_WORK TO BE COMPLETED_: Gather all lines in the entries below that include the word "quatre".

_Figure record listings_:
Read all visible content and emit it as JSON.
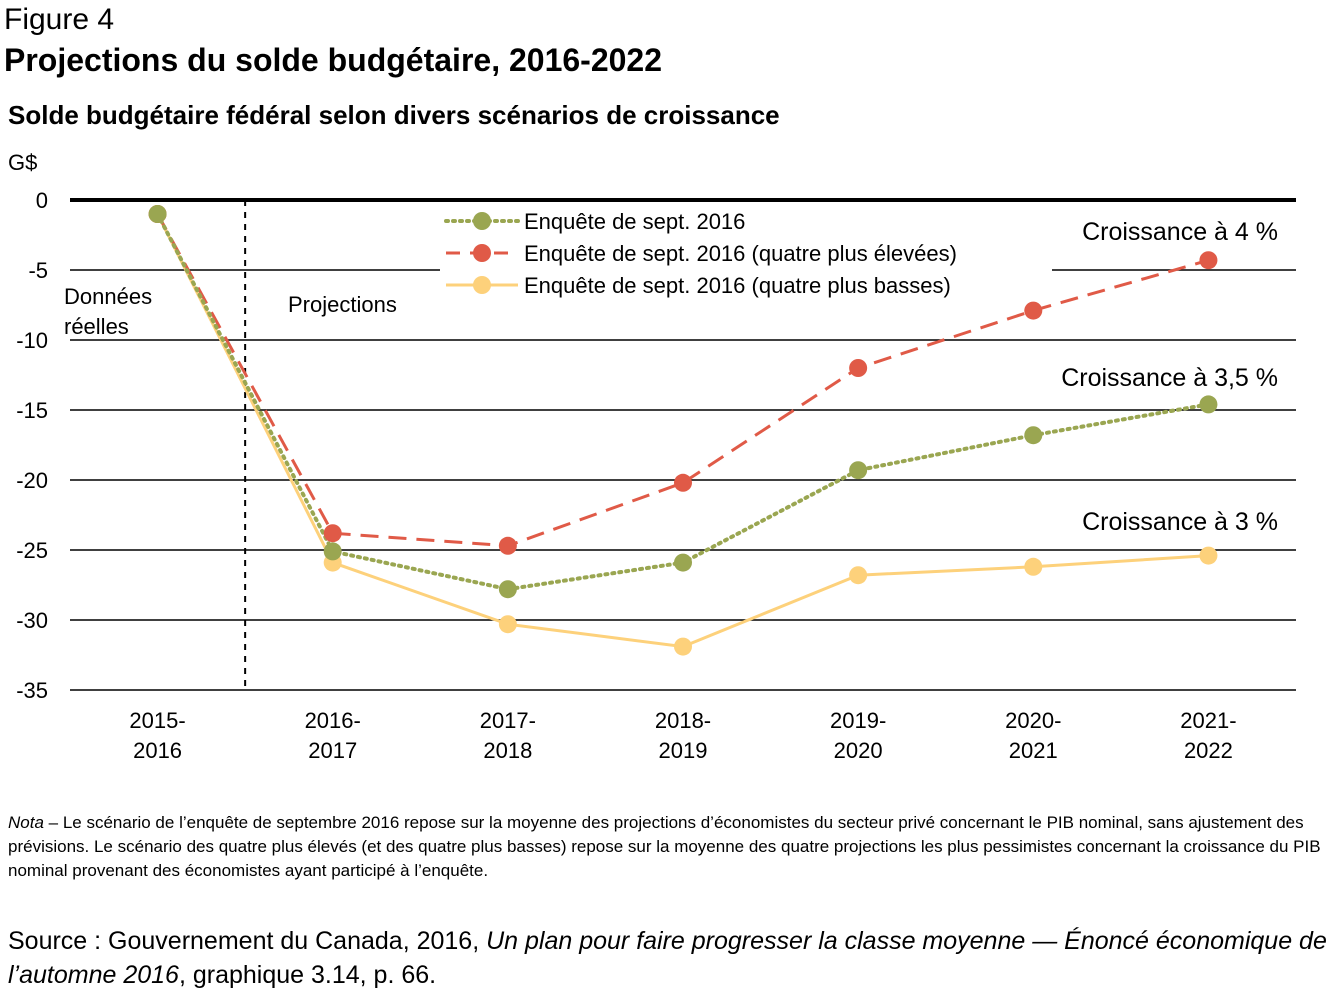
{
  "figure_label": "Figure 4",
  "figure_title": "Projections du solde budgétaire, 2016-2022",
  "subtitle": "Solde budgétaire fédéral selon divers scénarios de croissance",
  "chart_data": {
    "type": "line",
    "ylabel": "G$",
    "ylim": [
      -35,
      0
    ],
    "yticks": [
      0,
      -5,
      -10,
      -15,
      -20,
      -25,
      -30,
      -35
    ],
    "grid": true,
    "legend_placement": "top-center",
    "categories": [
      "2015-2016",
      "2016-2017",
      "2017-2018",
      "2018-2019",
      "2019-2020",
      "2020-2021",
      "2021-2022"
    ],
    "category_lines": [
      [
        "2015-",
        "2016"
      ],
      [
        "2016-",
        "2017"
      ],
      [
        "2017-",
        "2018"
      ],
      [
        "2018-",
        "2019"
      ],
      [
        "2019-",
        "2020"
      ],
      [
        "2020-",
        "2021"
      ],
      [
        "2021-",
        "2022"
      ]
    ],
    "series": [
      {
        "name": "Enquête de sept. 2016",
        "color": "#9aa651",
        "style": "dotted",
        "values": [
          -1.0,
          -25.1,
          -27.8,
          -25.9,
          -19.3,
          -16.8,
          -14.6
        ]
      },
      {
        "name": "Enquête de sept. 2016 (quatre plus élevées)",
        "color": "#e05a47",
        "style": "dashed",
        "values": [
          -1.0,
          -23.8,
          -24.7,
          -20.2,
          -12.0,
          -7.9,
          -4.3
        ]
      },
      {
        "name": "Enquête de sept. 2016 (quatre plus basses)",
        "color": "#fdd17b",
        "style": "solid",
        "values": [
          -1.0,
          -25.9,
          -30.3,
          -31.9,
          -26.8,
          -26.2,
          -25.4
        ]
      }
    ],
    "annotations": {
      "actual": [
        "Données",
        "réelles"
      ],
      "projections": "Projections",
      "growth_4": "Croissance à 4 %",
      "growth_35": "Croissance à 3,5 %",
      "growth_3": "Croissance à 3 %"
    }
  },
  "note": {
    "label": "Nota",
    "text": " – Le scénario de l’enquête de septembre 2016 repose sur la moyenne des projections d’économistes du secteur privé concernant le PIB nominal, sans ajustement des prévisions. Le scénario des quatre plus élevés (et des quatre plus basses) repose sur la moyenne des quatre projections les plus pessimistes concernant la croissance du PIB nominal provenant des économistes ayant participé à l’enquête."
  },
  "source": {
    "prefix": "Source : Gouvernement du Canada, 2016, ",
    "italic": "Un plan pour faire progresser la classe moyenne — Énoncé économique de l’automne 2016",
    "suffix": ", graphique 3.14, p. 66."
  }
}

_ANSWER TO THE PROBLEM_:
        "name": "Enquête de sept. 2016 (quatre plus élevées)",
        "name": "Enquête de sept. 2016 (quatre plus basses)",
    "text": " – Le scénario de l’enquête de septembre 2016 repose sur la moyenne des projections d’économistes du secteur privé concernant le PIB nominal, sans ajustement des prévisions. Le scénario des quatre plus élevés (et des quatre plus basses) repose sur la moyenne des quatre projections les plus pessimistes concernant la croissance du PIB nominal provenant des économistes ayant participé à l’enquête."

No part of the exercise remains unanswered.